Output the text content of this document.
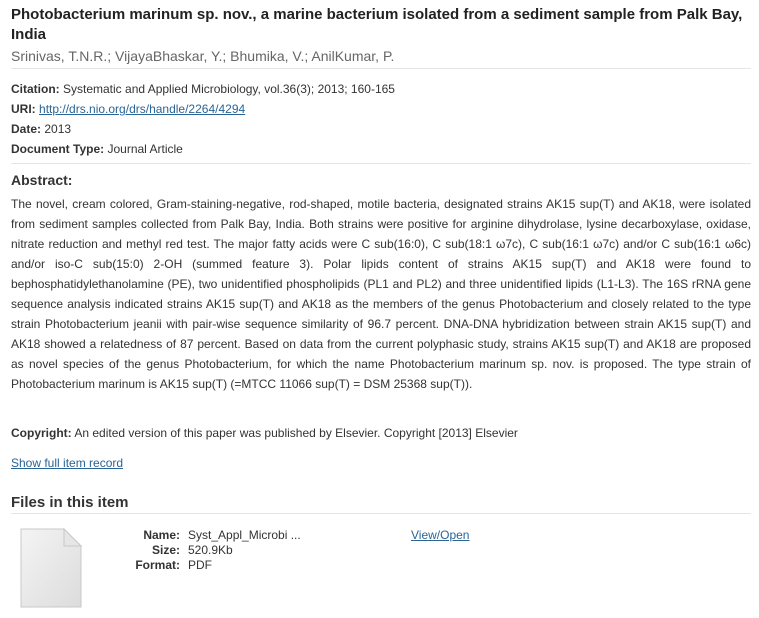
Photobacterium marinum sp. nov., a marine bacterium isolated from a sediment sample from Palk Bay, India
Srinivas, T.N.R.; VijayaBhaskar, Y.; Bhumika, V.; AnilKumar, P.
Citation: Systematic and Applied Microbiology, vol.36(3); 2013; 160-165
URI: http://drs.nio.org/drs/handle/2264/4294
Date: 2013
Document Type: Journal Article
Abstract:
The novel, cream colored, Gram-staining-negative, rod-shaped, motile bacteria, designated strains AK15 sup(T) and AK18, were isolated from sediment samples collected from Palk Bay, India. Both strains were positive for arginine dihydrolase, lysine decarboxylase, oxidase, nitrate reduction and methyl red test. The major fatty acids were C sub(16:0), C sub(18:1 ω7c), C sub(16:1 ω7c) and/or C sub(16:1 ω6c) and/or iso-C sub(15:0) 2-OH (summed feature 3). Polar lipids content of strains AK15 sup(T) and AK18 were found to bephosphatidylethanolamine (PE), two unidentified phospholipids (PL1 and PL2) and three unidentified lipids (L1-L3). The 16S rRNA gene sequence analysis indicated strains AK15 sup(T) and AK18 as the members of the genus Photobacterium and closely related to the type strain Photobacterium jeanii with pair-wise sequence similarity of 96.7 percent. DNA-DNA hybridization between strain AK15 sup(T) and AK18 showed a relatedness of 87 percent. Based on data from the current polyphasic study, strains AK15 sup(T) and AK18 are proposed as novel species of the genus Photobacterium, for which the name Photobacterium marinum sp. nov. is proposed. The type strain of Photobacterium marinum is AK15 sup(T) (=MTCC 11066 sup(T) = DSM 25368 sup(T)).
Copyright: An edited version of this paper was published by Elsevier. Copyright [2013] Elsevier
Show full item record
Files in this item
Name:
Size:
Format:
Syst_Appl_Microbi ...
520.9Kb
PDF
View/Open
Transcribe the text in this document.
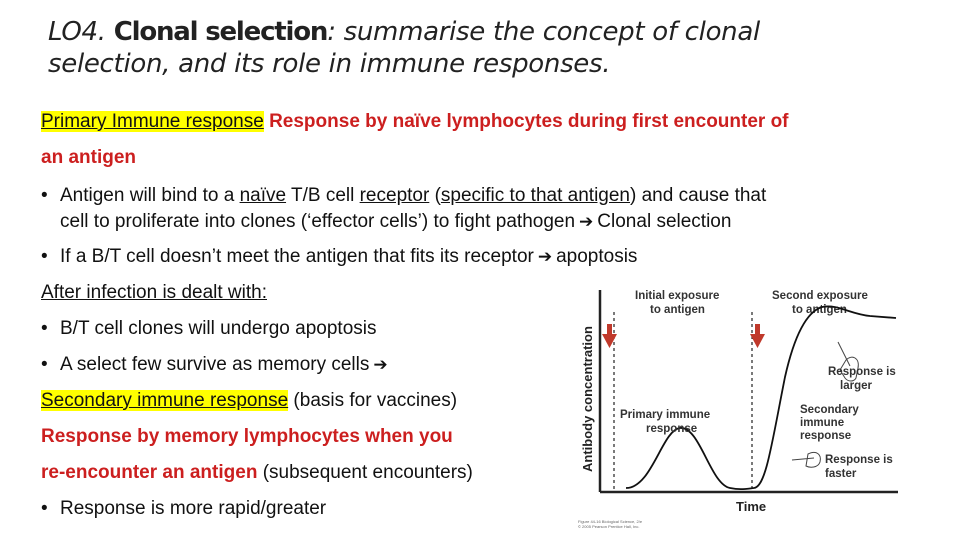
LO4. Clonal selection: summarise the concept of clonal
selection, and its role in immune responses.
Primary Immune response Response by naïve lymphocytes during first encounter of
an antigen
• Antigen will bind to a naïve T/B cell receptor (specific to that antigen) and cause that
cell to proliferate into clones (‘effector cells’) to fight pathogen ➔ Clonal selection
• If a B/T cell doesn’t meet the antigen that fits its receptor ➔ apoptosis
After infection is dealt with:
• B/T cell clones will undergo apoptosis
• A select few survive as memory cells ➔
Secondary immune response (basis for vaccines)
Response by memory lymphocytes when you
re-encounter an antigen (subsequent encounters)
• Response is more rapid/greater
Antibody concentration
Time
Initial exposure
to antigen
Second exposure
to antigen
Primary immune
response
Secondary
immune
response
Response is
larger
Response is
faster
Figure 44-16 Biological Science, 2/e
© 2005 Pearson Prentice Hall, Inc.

==*==

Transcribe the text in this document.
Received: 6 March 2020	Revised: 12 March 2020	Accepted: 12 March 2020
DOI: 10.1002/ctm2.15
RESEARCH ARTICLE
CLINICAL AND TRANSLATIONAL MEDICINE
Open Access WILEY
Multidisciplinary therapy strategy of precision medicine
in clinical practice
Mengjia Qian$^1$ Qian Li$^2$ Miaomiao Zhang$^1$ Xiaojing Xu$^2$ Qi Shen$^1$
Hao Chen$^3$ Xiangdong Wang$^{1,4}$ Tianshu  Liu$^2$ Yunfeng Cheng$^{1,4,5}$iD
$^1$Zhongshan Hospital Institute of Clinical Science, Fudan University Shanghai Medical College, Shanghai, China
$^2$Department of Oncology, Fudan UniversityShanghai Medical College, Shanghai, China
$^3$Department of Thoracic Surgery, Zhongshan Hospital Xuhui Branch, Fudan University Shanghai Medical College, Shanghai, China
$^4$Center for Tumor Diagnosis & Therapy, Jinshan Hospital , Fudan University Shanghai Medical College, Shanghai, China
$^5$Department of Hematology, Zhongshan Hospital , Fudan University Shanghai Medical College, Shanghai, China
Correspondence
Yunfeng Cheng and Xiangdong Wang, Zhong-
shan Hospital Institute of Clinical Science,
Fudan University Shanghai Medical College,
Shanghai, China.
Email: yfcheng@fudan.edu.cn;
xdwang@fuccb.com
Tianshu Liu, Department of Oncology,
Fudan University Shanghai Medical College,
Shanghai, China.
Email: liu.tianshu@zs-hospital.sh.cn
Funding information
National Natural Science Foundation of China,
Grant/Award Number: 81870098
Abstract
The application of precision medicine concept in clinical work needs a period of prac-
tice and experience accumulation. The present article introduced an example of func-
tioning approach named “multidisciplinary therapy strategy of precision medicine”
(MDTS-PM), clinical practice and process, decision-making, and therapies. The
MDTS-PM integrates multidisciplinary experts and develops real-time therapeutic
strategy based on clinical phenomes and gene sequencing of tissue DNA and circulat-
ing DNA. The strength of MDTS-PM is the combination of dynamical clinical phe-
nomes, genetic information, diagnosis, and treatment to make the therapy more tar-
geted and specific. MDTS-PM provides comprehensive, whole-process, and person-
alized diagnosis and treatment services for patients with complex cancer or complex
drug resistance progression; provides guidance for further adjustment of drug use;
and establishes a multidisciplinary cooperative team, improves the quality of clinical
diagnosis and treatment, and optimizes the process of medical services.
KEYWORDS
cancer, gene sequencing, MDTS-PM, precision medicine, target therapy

==*==

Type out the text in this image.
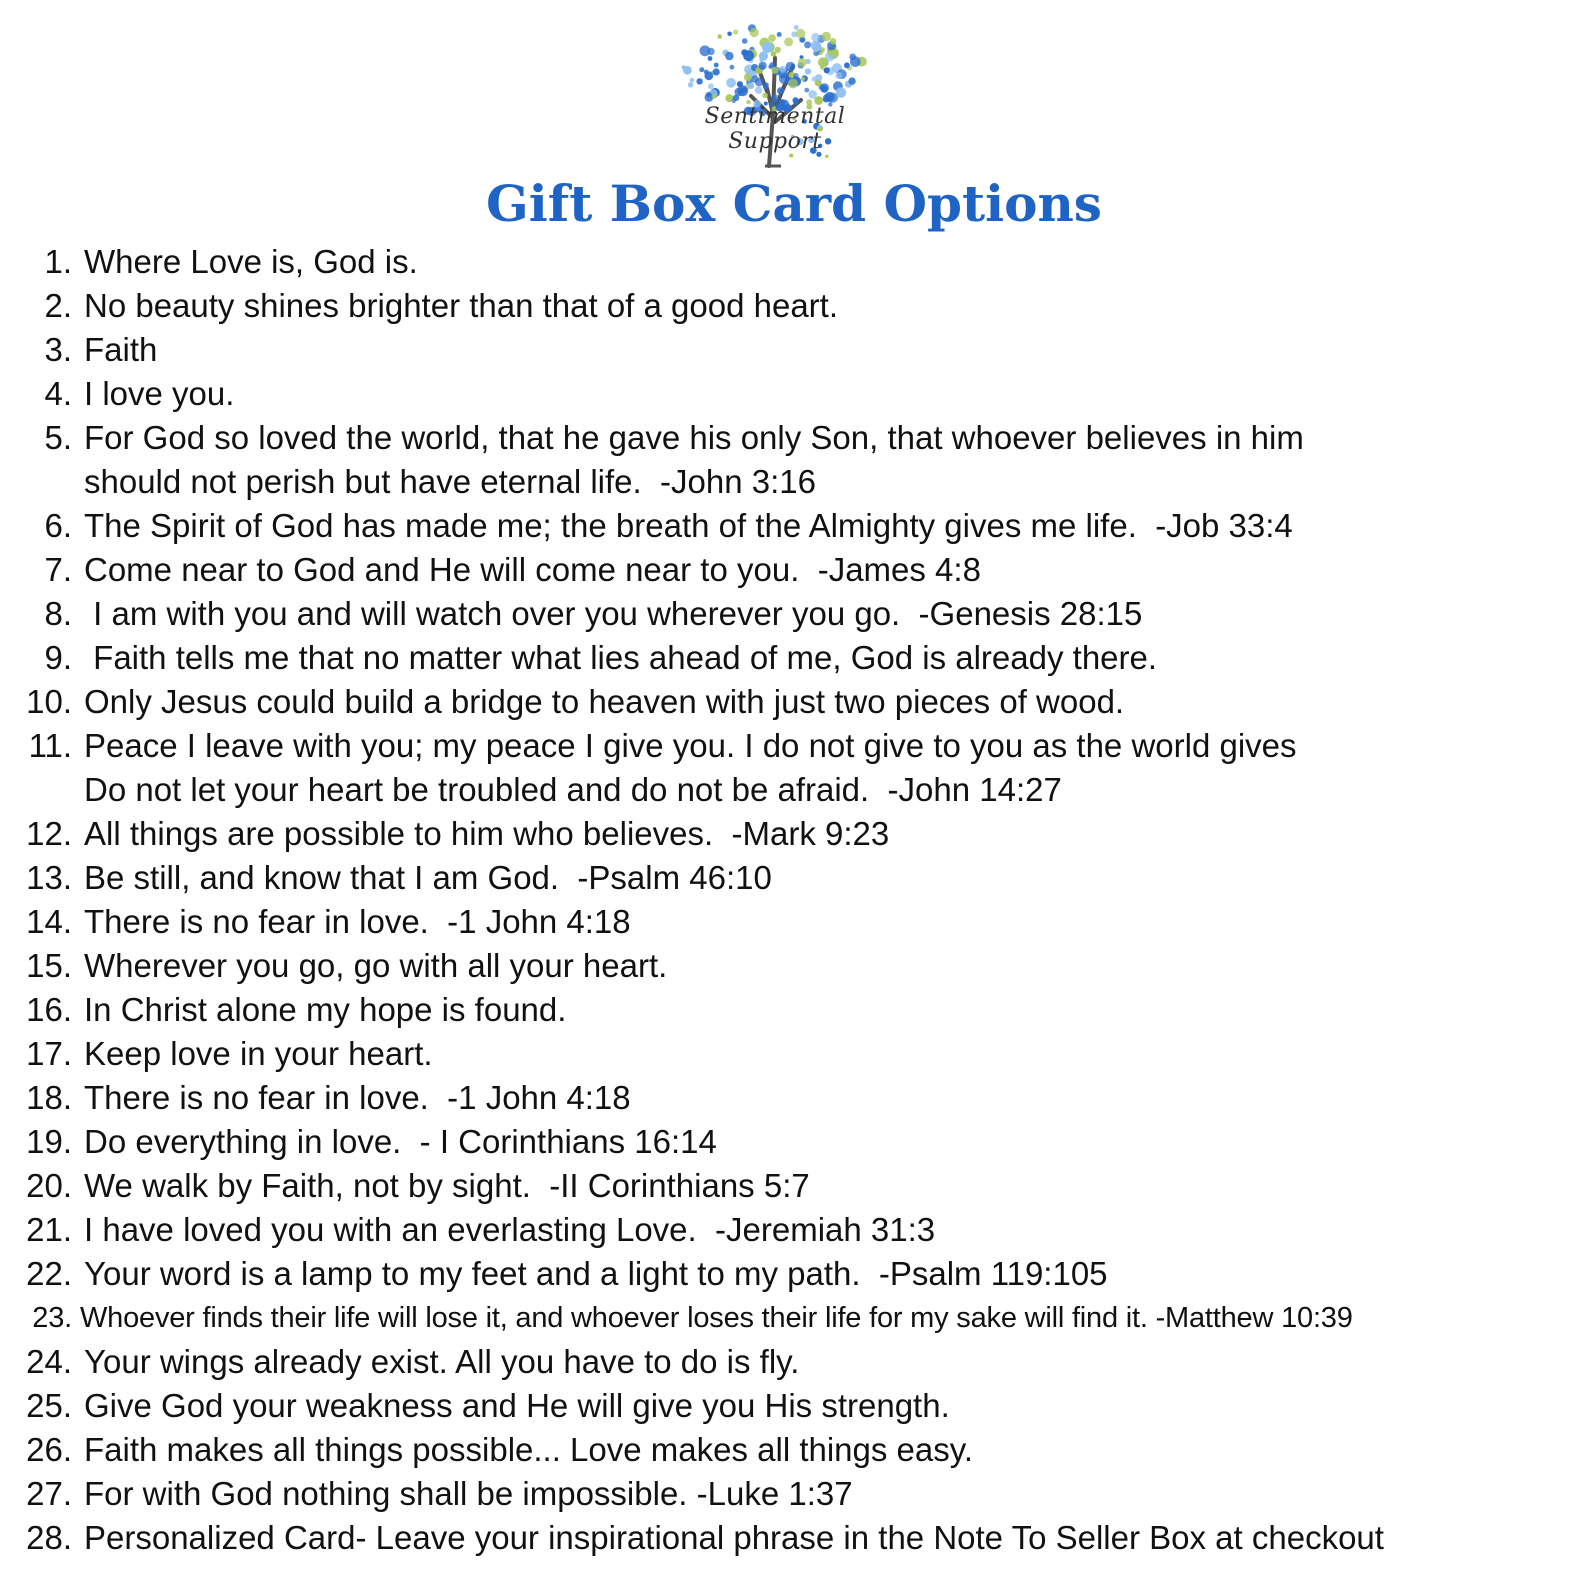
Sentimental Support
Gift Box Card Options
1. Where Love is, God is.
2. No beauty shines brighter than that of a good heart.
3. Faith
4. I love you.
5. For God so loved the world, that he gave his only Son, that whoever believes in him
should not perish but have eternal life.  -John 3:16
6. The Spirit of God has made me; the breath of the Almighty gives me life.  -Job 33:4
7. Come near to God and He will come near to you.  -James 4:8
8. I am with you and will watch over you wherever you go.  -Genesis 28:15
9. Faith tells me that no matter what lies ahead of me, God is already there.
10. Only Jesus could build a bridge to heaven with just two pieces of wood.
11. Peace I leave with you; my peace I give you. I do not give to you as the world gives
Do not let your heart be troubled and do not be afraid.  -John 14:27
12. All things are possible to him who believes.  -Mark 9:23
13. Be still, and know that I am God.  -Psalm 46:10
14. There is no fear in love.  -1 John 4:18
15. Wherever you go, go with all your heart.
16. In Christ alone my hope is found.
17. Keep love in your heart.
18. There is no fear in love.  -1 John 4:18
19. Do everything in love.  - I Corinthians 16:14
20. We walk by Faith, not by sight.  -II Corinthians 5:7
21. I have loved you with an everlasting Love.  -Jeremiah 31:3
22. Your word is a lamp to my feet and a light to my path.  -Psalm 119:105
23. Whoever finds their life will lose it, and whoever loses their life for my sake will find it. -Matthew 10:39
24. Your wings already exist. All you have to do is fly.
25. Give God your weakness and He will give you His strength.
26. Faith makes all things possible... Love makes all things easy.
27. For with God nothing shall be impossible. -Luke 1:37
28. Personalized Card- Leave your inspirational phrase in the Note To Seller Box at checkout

==*==

* [Exercise brief]: Return each line from the data where the string "that" can be found.

* [Exercise response]:
• Antigen will bind to a naïve T/B cell receptor (specific to that antigen) and cause that
• If a B/T cell doesn’t meet the antigen that fits its receptor ➔ apoptosis
2. No beauty shines brighter than that of a good heart.
5. For God so loved the world, that he gave his only Son, that whoever believes in him
9. Faith tells me that no matter what lies ahead of me, God is already there.
13. Be still, and know that I am God.  -Psalm 46:10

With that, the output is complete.